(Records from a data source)
## start
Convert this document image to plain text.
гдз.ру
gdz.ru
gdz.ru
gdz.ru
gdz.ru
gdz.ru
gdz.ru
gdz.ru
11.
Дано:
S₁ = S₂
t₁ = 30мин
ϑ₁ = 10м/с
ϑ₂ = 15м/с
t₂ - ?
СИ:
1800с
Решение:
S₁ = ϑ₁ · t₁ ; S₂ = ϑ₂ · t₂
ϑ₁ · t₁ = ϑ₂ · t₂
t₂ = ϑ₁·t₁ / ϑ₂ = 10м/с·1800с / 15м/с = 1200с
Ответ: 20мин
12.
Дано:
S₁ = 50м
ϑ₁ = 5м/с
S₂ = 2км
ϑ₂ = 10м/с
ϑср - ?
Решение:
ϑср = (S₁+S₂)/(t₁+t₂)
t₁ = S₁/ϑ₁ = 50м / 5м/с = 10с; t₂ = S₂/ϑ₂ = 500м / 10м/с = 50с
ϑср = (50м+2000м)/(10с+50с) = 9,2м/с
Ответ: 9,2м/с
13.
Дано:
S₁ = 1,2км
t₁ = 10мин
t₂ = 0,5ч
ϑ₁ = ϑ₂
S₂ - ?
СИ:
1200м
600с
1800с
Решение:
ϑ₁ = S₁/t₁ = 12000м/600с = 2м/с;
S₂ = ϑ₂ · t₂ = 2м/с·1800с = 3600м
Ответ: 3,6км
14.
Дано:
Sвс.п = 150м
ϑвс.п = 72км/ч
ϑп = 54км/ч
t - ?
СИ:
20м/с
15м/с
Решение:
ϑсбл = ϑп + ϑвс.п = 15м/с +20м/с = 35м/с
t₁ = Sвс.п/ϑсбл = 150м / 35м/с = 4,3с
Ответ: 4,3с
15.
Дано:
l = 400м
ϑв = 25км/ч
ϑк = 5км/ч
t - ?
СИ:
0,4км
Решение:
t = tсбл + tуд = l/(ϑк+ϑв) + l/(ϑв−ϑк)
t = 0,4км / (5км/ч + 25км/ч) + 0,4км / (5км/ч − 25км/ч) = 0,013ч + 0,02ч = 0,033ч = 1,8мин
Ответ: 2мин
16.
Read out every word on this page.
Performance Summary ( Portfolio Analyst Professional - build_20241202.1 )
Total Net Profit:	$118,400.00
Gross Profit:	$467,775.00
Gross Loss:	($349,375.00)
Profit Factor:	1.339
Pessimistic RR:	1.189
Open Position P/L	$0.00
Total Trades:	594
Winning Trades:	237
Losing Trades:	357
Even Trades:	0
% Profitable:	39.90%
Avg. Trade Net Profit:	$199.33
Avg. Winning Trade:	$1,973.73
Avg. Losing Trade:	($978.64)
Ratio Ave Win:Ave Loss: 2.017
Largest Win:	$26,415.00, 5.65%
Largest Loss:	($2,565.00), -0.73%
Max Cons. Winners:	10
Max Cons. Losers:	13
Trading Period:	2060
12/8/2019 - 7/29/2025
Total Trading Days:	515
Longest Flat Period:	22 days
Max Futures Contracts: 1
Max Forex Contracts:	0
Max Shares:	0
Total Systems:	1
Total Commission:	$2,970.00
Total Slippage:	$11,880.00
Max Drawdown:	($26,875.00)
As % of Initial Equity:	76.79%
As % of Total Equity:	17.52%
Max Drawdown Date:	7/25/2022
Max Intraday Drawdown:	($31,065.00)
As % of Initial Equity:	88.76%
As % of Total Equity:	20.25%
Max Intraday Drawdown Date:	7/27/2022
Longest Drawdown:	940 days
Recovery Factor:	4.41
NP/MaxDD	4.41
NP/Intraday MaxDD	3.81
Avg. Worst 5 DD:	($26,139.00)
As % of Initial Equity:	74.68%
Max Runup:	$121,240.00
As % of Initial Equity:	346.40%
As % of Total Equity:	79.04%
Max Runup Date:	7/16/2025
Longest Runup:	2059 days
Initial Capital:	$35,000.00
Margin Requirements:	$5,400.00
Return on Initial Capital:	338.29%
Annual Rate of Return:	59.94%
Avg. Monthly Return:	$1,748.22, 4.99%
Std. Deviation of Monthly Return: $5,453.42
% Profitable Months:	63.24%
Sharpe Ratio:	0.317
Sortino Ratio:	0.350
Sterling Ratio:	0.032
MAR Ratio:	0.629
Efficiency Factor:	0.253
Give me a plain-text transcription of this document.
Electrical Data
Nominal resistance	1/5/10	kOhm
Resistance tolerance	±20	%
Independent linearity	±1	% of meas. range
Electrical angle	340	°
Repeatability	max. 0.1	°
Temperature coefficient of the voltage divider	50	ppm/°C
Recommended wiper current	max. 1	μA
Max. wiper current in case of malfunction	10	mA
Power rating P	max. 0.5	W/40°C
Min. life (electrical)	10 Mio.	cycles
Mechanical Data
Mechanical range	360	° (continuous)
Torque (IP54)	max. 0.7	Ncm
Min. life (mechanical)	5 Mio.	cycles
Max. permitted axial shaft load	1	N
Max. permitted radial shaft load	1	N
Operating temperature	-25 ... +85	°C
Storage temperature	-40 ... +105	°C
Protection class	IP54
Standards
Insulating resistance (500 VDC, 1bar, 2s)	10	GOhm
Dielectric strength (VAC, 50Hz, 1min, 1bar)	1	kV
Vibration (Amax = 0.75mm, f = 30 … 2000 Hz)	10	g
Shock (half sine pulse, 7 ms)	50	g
## end
• [Task description]
Search the listing above for the string "Largest". Copy every line that contains it.

• [Response for this exercise]
Largest Win:	$26,415.00, 5.65%
Largest Loss:	($2,565.00), -0.73%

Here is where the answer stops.